- _EXERCISE BRIEF_
Below are some records: retype them all exactly, but not the pictures.
★ ★ ★ ★
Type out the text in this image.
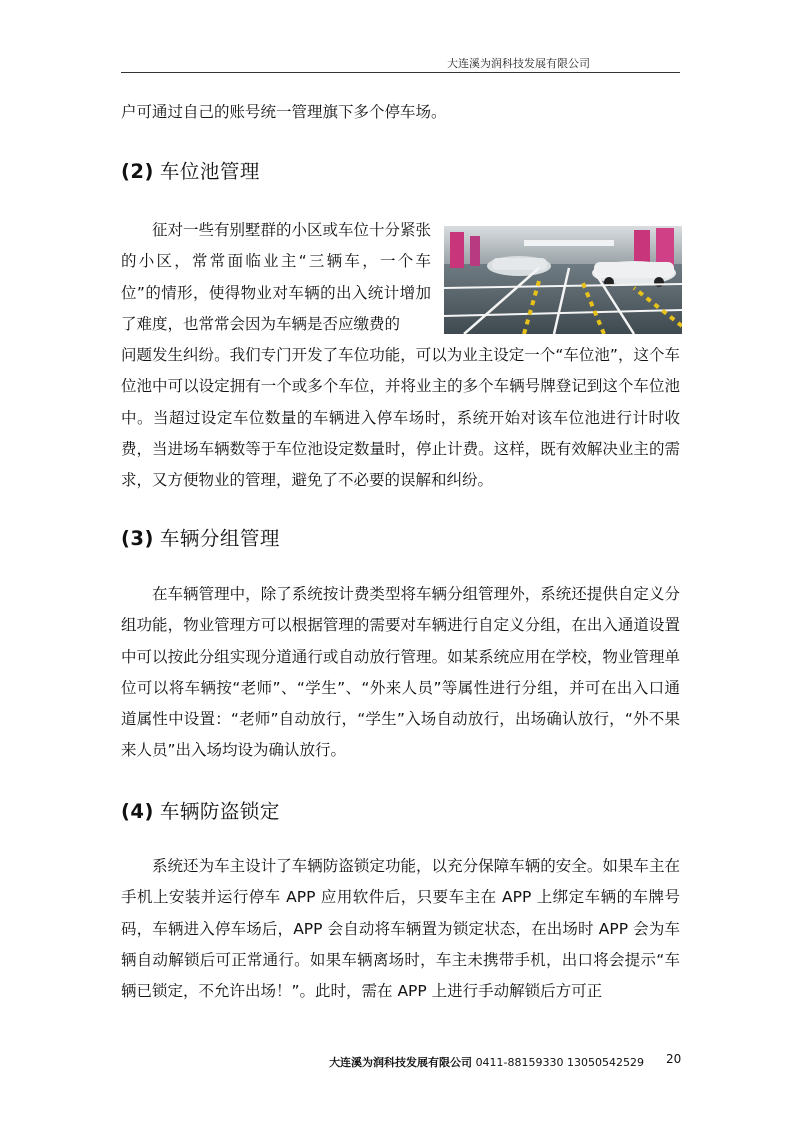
大连溪为润科技发展有限公司

户可通过自己的账号统一管理旗下多个停车场。

(2) 车位池管理

征对一些有别墅群的小区或车位十分紧张的小区，常常面临业主“三辆车，一个车位”的情形，使得物业对车辆的出入统计增加了难度，也常常会因为车辆是否应缴费的

问题发生纠纷。我们专门开发了车位功能，可以为业主设定一个“车位池”，这个车位池中可以设定拥有一个或多个车位，并将业主的多个车辆号牌登记到这个车位池中。当超过设定车位数量的车辆进入停车场时，系统开始对该车位池进行计时收费，当进场车辆数等于车位池设定数量时，停止计费。这样，既有效解决业主的需求，又方便物业的管理，避免了不必要的误解和纠纷。

(3) 车辆分组管理

在车辆管理中，除了系统按计费类型将车辆分组管理外，系统还提供自定义分组功能，物业管理方可以根据管理的需要对车辆进行自定义分组，在出入通道设置中可以按此分组实现分道通行或自动放行管理。如某系统应用在学校，物业管理单位可以将车辆按“老师”、“学生”、“外来人员”等属性进行分组，并可在出入口通道属性中设置：“老师”自动放行，“学生”入场自动放行，出场确认放行，“外不果来人员”出入场均设为确认放行。

(4) 车辆防盗锁定

系统还为车主设计了车辆防盗锁定功能，以充分保障车辆的安全。如果车主在手机上安装并运行停车 APP 应用软件后，只要车主在 APP 上绑定车辆的车牌号码，车辆进入停车场后，APP 会自动将车辆置为锁定状态，在出场时 APP 会为车辆自动解锁后可正常通行。如果车辆离场时，车主未携带手机，出口将会提示“车辆已锁定，不允许出场！”。此时，需在 APP 上进行手动解锁后方可正

大连溪为润科技发展有限公司 0411-88159330 13050542529 20
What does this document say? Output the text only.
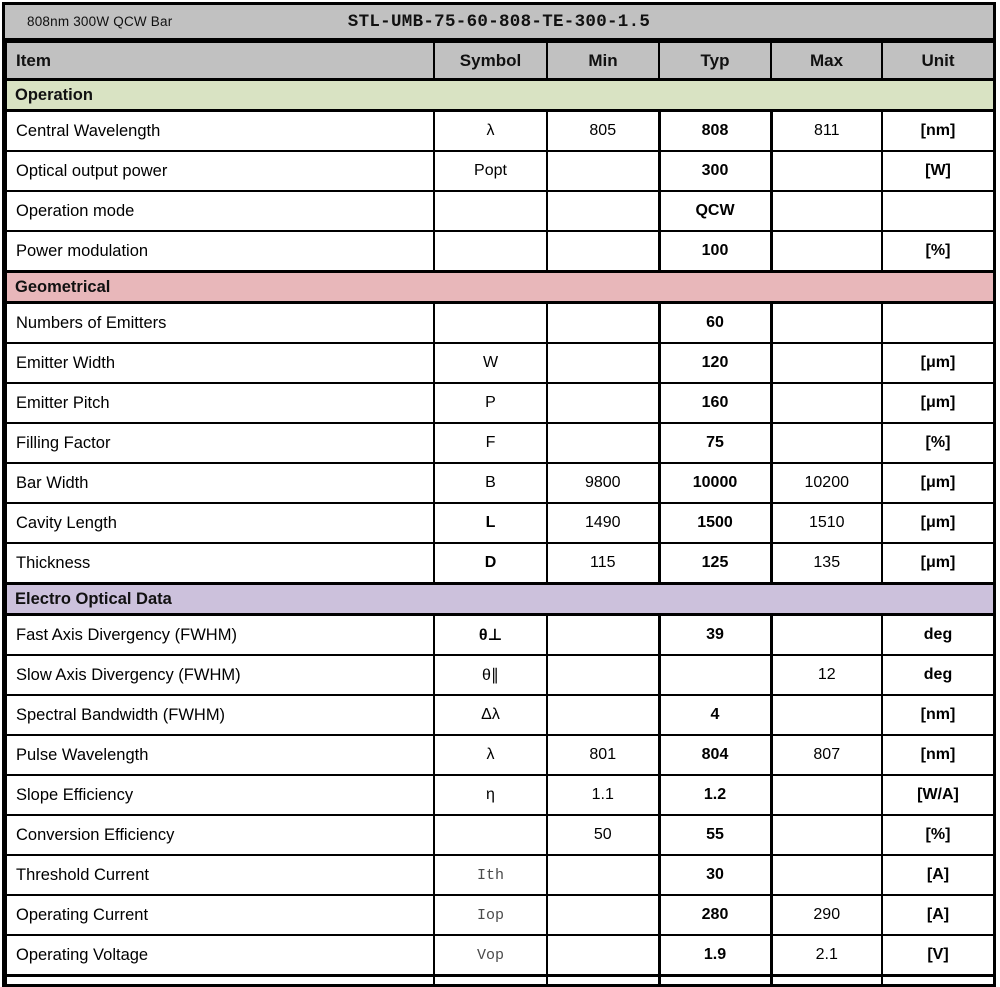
808nm 300W QCW Bar	STL-UMB-75-60-808-TE-300-1.5
Item	Symbol	Min	Typ	Max	Unit
Operation					
Central Wavelength	λ	805	808	811	[nm]
Optical output power	Popt		300		[W]
Operation mode			QCW		
Power modulation			100		[%]
Geometrical					
Numbers of Emitters			60		
Emitter Width	W		120		[μm]
Emitter Pitch	P		160		[μm]
Filling Factor	F		75		[%]
Bar Width	B	9800	10000	10200	[μm]
Cavity Length	L	1490	1500	1510	[μm]
Thickness	D	115	125	135	[μm]
Electro Optical Data					
Fast Axis Divergency (FWHM)	θ⊥		39		deg
Slow Axis Divergency (FWHM)	θ∥			12	deg
Spectral Bandwidth (FWHM)	Δλ		4		[nm]
Pulse Wavelength	λ	801	804	807	[nm]
Slope Efficiency	η	1.1	1.2		[W/A]
Conversion Efficiency		50	55		[%]
Threshold Current	Ith		30		[A]
Operating Current	Iop		280	290	[A]
Operating Voltage	Vop		1.9	2.1	[V]
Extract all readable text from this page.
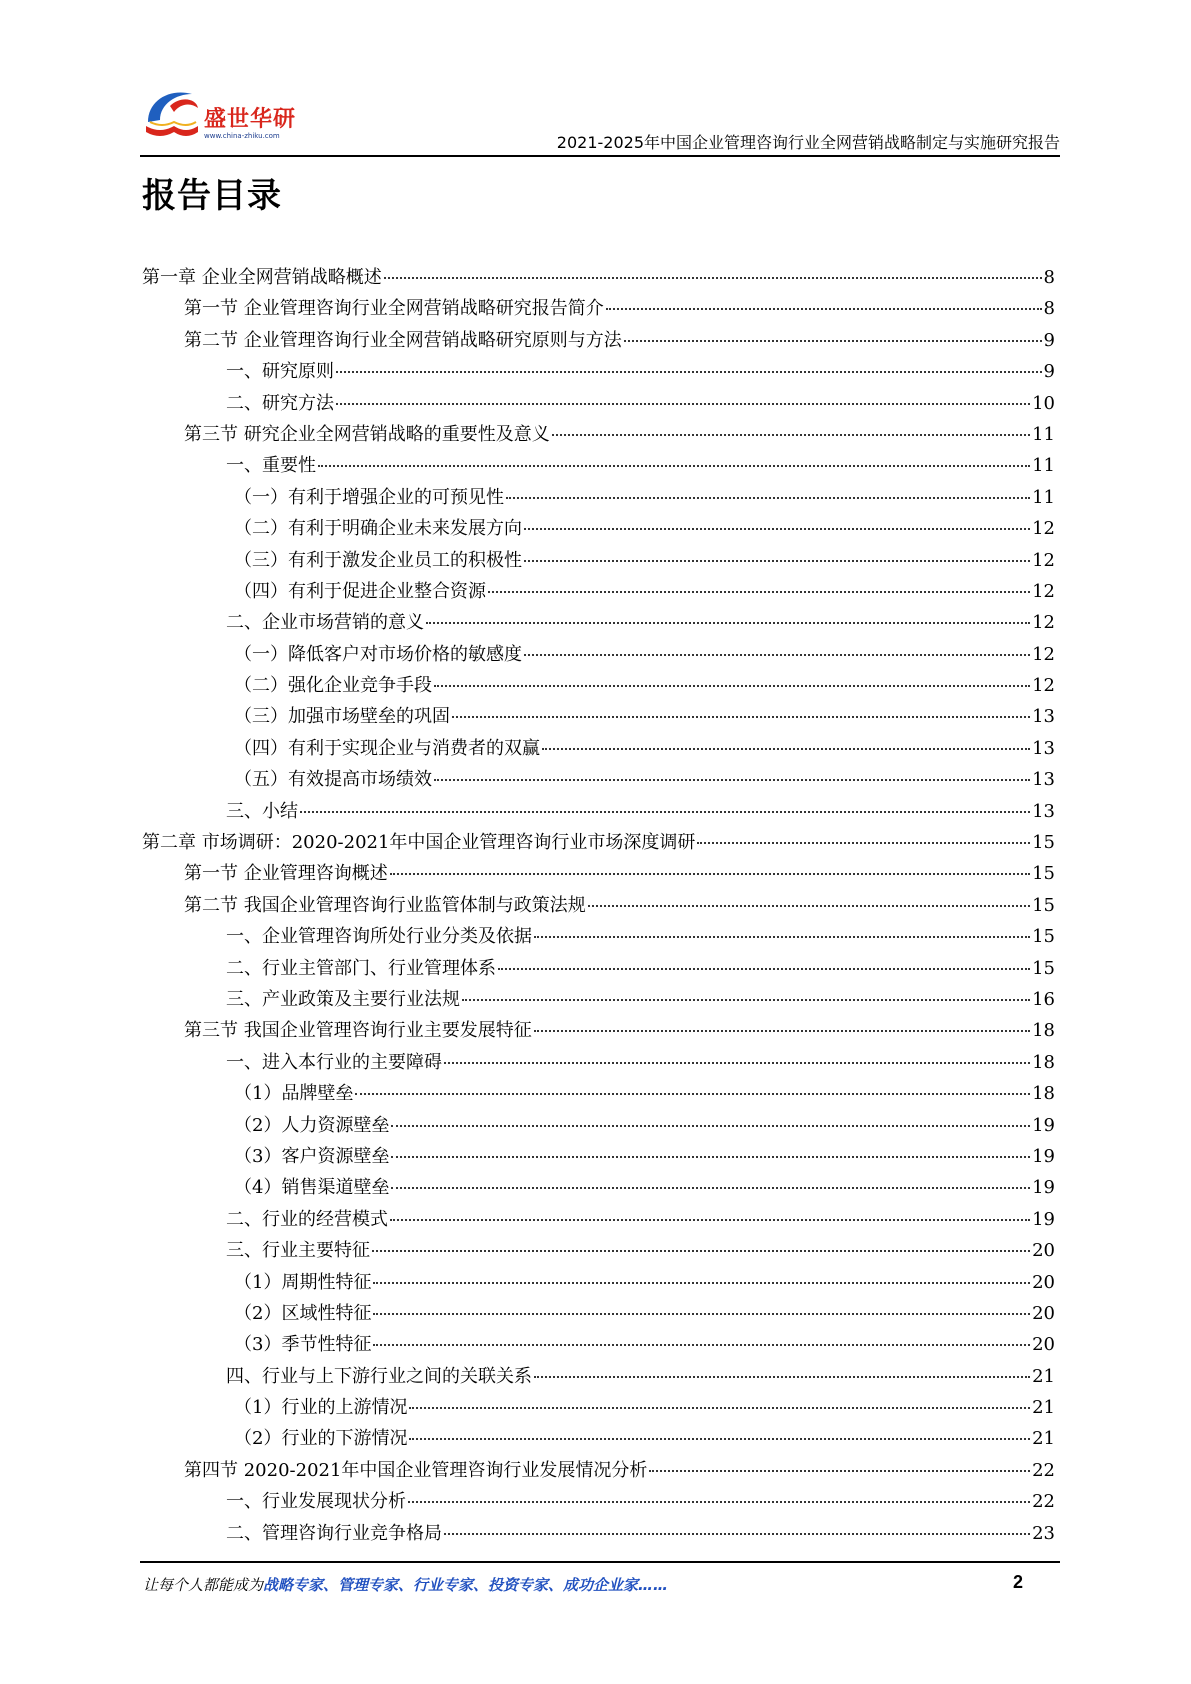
盛世华研
www.china-zhiku.com	2021-2025年中国企业管理咨询行业全网营销战略制定与实施研究报告
报告目录
第一章 企业全网营销战略概述	8
第一节 企业管理咨询行业全网营销战略研究报告简介	8
第二节 企业管理咨询行业全网营销战略研究原则与方法	9
一、研究原则	9
二、研究方法	10
第三节 研究企业全网营销战略的重要性及意义	11
一、重要性	11
（一）有利于增强企业的可预见性	11
（二）有利于明确企业未来发展方向	12
（三）有利于激发企业员工的积极性	12
（四）有利于促进企业整合资源	12
二、企业市场营销的意义	12
（一）降低客户对市场价格的敏感度	12
（二）强化企业竞争手段	12
（三）加强市场壁垒的巩固	13
（四）有利于实现企业与消费者的双赢	13
（五）有效提高市场绩效	13
三、小结	13
第二章 市场调研：2020-2021年中国企业管理咨询行业市场深度调研	15
第一节 企业管理咨询概述	15
第二节 我国企业管理咨询行业监管体制与政策法规	15
一、企业管理咨询所处行业分类及依据	15
二、行业主管部门、行业管理体系	15
三、产业政策及主要行业法规	16
第三节 我国企业管理咨询行业主要发展特征	18
一、进入本行业的主要障碍	18
（1）品牌壁垒	18
（2）人力资源壁垒	19
（3）客户资源壁垒	19
（4）销售渠道壁垒	19
二、行业的经营模式	19
三、行业主要特征	20
（1）周期性特征	20
（2）区域性特征	20
（3）季节性特征	20
四、行业与上下游行业之间的关联关系	21
（1）行业的上游情况	21
（2）行业的下游情况	21
第四节 2020-2021年中国企业管理咨询行业发展情况分析	22
一、行业发展现状分析	22
二、管理咨询行业竞争格局	23
让每个人都能成为战略专家、管理专家、行业专家、投资专家、成功企业家……	2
★ ★ ★ ★
- _EXERCISE ANSWER_
Type out the text in this image.
大连溪为润科技发展有限公司

户可通过自己的账号统一管理旗下多个停车场。

(2) 车位池管理

征对一些有别墅群的小区或车位十分紧张的小区，常常面临业主“三辆车，一个车位”的情形，使得物业对车辆的出入统计增加了难度，也常常会因为车辆是否应缴费的

问题发生纠纷。我们专门开发了车位功能，可以为业主设定一个“车位池”，这个车位池中可以设定拥有一个或多个车位，并将业主的多个车辆号牌登记到这个车位池中。当超过设定车位数量的车辆进入停车场时，系统开始对该车位池进行计时收费，当进场车辆数等于车位池设定数量时，停止计费。这样，既有效解决业主的需求，又方便物业的管理，避免了不必要的误解和纠纷。

(3) 车辆分组管理

在车辆管理中，除了系统按计费类型将车辆分组管理外，系统还提供自定义分组功能，物业管理方可以根据管理的需要对车辆进行自定义分组，在出入通道设置中可以按此分组实现分道通行或自动放行管理。如某系统应用在学校，物业管理单位可以将车辆按“老师”、“学生”、“外来人员”等属性进行分组，并可在出入口通道属性中设置：“老师”自动放行，“学生”入场自动放行，出场确认放行，“外不果来人员”出入场均设为确认放行。

(4) 车辆防盗锁定

系统还为车主设计了车辆防盗锁定功能，以充分保障车辆的安全。如果车主在手机上安装并运行停车 APP 应用软件后，只要车主在 APP 上绑定车辆的车牌号码，车辆进入停车场后，APP 会自动将车辆置为锁定状态，在出场时 APP 会为车辆自动解锁后可正常通行。如果车辆离场时，车主未携带手机，出口将会提示“车辆已锁定，不允许出场！”。此时，需在 APP 上进行手动解锁后方可正

大连溪为润科技发展有限公司 0411-88159330 13050542529 20
What does this document say? Output the text only.
808nm 300W QCW Bar	STL-UMB-75-60-808-TE-300-1.5
Item	Symbol	Min	Typ	Max	Unit
Operation					
Central Wavelength	λ	805	808	811	[nm]
Optical output power	Popt		300		[W]
Operation mode			QCW		
Power modulation			100		[%]
Geometrical					
Numbers of Emitters			60		
Emitter Width	W		120		[μm]
Emitter Pitch	P		160		[μm]
Filling Factor	F		75		[%]
Bar Width	B	9800	10000	10200	[μm]
Cavity Length	L	1490	1500	1510	[μm]
Thickness	D	115	125	135	[μm]
Electro Optical Data					
Fast Axis Divergency (FWHM)	θ⊥		39		deg
Slow Axis Divergency (FWHM)	θ∥			12	deg
Spectral Bandwidth (FWHM)	Δλ		4		[nm]
Pulse Wavelength	λ	801	804	807	[nm]
Slope Efficiency	η	1.1	1.2		[W/A]
Conversion Efficiency		50	55		[%]
Threshold Current	Ith		30		[A]
Operating Current	Iop		280	290	[A]
Operating Voltage	Vop		1.9	2.1	[V]
Extract all readable text from this page.
盛世华研
www.china-zhiku.com	2021-2025年中国企业管理咨询行业全网营销战略制定与实施研究报告
报告目录
第一章 企业全网营销战略概述	8
第一节 企业管理咨询行业全网营销战略研究报告简介	8
第二节 企业管理咨询行业全网营销战略研究原则与方法	9
一、研究原则	9
二、研究方法	10
第三节 研究企业全网营销战略的重要性及意义	11
一、重要性	11
（一）有利于增强企业的可预见性	11
（二）有利于明确企业未来发展方向	12
（三）有利于激发企业员工的积极性	12
（四）有利于促进企业整合资源	12
二、企业市场营销的意义	12
（一）降低客户对市场价格的敏感度	12
（二）强化企业竞争手段	12
（三）加强市场壁垒的巩固	13
（四）有利于实现企业与消费者的双赢	13
（五）有效提高市场绩效	13
三、小结	13
第二章 市场调研：2020-2021年中国企业管理咨询行业市场深度调研	15
第一节 企业管理咨询概述	15
第二节 我国企业管理咨询行业监管体制与政策法规	15
一、企业管理咨询所处行业分类及依据	15
二、行业主管部门、行业管理体系	15
三、产业政策及主要行业法规	16
第三节 我国企业管理咨询行业主要发展特征	18
一、进入本行业的主要障碍	18
（1）品牌壁垒	18
（2）人力资源壁垒	19
（3）客户资源壁垒	19
（4）销售渠道壁垒	19
二、行业的经营模式	19
三、行业主要特征	20
（1）周期性特征	20
（2）区域性特征	20
（3）季节性特征	20
四、行业与上下游行业之间的关联关系	21
（1）行业的上游情况	21
（2）行业的下游情况	21
第四节 2020-2021年中国企业管理咨询行业发展情况分析	22
一、行业发展现状分析	22
二、管理咨询行业竞争格局	23
让每个人都能成为战略专家、管理专家、行业专家、投资专家、成功企业家……	2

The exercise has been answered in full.